__Source data__:

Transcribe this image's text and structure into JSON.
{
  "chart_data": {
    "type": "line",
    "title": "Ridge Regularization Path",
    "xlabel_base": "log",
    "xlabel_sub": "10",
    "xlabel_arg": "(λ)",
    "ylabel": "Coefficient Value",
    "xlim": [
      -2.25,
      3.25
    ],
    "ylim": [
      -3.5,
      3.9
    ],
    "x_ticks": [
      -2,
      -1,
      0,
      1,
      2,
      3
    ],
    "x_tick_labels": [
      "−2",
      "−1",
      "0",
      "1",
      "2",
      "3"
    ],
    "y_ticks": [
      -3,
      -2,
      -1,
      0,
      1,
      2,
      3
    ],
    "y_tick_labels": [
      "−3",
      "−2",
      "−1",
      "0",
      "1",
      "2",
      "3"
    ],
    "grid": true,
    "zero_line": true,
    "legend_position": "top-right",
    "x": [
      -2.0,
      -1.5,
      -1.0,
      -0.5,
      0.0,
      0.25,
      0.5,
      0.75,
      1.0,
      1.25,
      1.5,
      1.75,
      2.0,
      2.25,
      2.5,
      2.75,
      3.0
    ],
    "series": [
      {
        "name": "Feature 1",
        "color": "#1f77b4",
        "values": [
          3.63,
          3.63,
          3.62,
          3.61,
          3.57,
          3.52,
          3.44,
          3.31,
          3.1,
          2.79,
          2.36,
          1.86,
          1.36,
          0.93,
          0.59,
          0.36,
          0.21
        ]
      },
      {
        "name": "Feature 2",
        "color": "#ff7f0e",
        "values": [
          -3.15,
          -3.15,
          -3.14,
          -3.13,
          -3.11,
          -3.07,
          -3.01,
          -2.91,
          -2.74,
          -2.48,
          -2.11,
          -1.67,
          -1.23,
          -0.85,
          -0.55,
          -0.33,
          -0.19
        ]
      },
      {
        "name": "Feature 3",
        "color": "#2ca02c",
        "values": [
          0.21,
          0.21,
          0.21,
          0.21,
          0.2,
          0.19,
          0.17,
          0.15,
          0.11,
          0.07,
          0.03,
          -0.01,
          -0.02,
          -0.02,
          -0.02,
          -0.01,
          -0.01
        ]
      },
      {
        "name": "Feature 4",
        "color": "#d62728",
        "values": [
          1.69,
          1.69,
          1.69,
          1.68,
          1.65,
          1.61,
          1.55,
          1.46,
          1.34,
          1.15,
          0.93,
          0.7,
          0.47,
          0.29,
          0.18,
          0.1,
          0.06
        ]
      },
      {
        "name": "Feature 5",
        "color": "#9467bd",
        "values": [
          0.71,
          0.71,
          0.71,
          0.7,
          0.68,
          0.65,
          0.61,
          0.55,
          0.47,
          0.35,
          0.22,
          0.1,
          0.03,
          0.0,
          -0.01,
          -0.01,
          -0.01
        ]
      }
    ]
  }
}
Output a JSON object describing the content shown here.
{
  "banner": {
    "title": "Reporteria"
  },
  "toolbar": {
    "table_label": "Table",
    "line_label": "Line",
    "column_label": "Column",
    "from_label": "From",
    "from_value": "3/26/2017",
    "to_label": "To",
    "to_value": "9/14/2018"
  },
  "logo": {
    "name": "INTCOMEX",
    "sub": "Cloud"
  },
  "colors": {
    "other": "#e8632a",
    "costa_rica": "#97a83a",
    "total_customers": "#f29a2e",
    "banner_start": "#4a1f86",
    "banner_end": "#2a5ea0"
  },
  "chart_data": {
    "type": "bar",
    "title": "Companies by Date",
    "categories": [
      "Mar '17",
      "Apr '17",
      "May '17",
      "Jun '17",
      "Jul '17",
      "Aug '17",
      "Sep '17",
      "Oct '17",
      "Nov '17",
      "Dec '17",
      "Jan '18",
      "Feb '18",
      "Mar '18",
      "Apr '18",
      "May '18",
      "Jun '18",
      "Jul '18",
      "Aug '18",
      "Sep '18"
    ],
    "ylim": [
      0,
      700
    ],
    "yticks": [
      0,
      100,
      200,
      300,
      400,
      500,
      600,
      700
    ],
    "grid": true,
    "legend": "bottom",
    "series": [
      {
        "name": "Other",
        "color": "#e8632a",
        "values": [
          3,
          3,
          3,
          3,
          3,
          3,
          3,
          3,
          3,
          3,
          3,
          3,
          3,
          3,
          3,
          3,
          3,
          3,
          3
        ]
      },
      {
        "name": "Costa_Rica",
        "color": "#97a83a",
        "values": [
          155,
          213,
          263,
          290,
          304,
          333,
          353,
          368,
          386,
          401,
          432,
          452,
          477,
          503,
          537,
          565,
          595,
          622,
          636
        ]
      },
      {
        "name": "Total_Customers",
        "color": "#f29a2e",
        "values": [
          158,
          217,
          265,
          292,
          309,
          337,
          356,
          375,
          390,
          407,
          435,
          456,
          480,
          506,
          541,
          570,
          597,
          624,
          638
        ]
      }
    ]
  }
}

__What is asked__: Your task is to print all of the records exactly.

__Task solution__:
Transcribe this image's text and structure into JSON.
{
  "chart_data": {
    "type": "line",
    "title": "Ridge Regularization Path",
    "xlabel_base": "log",
    "xlabel_sub": "10",
    "xlabel_arg": "(λ)",
    "ylabel": "Coefficient Value",
    "xlim": [
      -2.25,
      3.25
    ],
    "ylim": [
      -3.5,
      3.9
    ],
    "x_ticks": [
      -2,
      -1,
      0,
      1,
      2,
      3
    ],
    "x_tick_labels": [
      "−2",
      "−1",
      "0",
      "1",
      "2",
      "3"
    ],
    "y_ticks": [
      -3,
      -2,
      -1,
      0,
      1,
      2,
      3
    ],
    "y_tick_labels": [
      "−3",
      "−2",
      "−1",
      "0",
      "1",
      "2",
      "3"
    ],
    "grid": true,
    "zero_line": true,
    "legend_position": "top-right",
    "x": [
      -2.0,
      -1.5,
      -1.0,
      -0.5,
      0.0,
      0.25,
      0.5,
      0.75,
      1.0,
      1.25,
      1.5,
      1.75,
      2.0,
      2.25,
      2.5,
      2.75,
      3.0
    ],
    "series": [
      {
        "name": "Feature 1",
        "color": "#1f77b4",
        "values": [
          3.63,
          3.63,
          3.62,
          3.61,
          3.57,
          3.52,
          3.44,
          3.31,
          3.1,
          2.79,
          2.36,
          1.86,
          1.36,
          0.93,
          0.59,
          0.36,
          0.21
        ]
      },
      {
        "name": "Feature 2",
        "color": "#ff7f0e",
        "values": [
          -3.15,
          -3.15,
          -3.14,
          -3.13,
          -3.11,
          -3.07,
          -3.01,
          -2.91,
          -2.74,
          -2.48,
          -2.11,
          -1.67,
          -1.23,
          -0.85,
          -0.55,
          -0.33,
          -0.19
        ]
      },
      {
        "name": "Feature 3",
        "color": "#2ca02c",
        "values": [
          0.21,
          0.21,
          0.21,
          0.21,
          0.2,
          0.19,
          0.17,
          0.15,
          0.11,
          0.07,
          0.03,
          -0.01,
          -0.02,
          -0.02,
          -0.02,
          -0.01,
          -0.01
        ]
      },
      {
        "name": "Feature 4",
        "color": "#d62728",
        "values": [
          1.69,
          1.69,
          1.69,
          1.68,
          1.65,
          1.61,
          1.55,
          1.46,
          1.34,
          1.15,
          0.93,
          0.7,
          0.47,
          0.29,
          0.18,
          0.1,
          0.06
        ]
      },
      {
        "name": "Feature 5",
        "color": "#9467bd",
        "values": [
          0.71,
          0.71,
          0.71,
          0.7,
          0.68,
          0.65,
          0.61,
          0.55,
          0.47,
          0.35,
          0.22,
          0.1,
          0.03,
          0.0,
          -0.01,
          -0.01,
          -0.01
        ]
      }
    ]
  }
}
Output a JSON object describing the content shown here.
{
  "banner": {
    "title": "Reporteria"
  },
  "toolbar": {
    "table_label": "Table",
    "line_label": "Line",
    "column_label": "Column",
    "from_label": "From",
    "from_value": "3/26/2017",
    "to_label": "To",
    "to_value": "9/14/2018"
  },
  "logo": {
    "name": "INTCOMEX",
    "sub": "Cloud"
  },
  "colors": {
    "other": "#e8632a",
    "costa_rica": "#97a83a",
    "total_customers": "#f29a2e",
    "banner_start": "#4a1f86",
    "banner_end": "#2a5ea0"
  },
  "chart_data": {
    "type": "bar",
    "title": "Companies by Date",
    "categories": [
      "Mar '17",
      "Apr '17",
      "May '17",
      "Jun '17",
      "Jul '17",
      "Aug '17",
      "Sep '17",
      "Oct '17",
      "Nov '17",
      "Dec '17",
      "Jan '18",
      "Feb '18",
      "Mar '18",
      "Apr '18",
      "May '18",
      "Jun '18",
      "Jul '18",
      "Aug '18",
      "Sep '18"
    ],
    "ylim": [
      0,
      700
    ],
    "yticks": [
      0,
      100,
      200,
      300,
      400,
      500,
      600,
      700
    ],
    "grid": true,
    "legend": "bottom",
    "series": [
      {
        "name": "Other",
        "color": "#e8632a",
        "values": [
          3,
          3,
          3,
          3,
          3,
          3,
          3,
          3,
          3,
          3,
          3,
          3,
          3,
          3,
          3,
          3,
          3,
          3,
          3
        ]
      },
      {
        "name": "Costa_Rica",
        "color": "#97a83a",
        "values": [
          155,
          213,
          263,
          290,
          304,
          333,
          353,
          368,
          386,
          401,
          432,
          452,
          477,
          503,
          537,
          565,
          595,
          622,
          636
        ]
      },
      {
        "name": "Total_Customers",
        "color": "#f29a2e",
        "values": [
          158,
          217,
          265,
          292,
          309,
          337,
          356,
          375,
          390,
          407,
          435,
          456,
          480,
          506,
          541,
          570,
          597,
          624,
          638
        ]
      }
    ]
  }
}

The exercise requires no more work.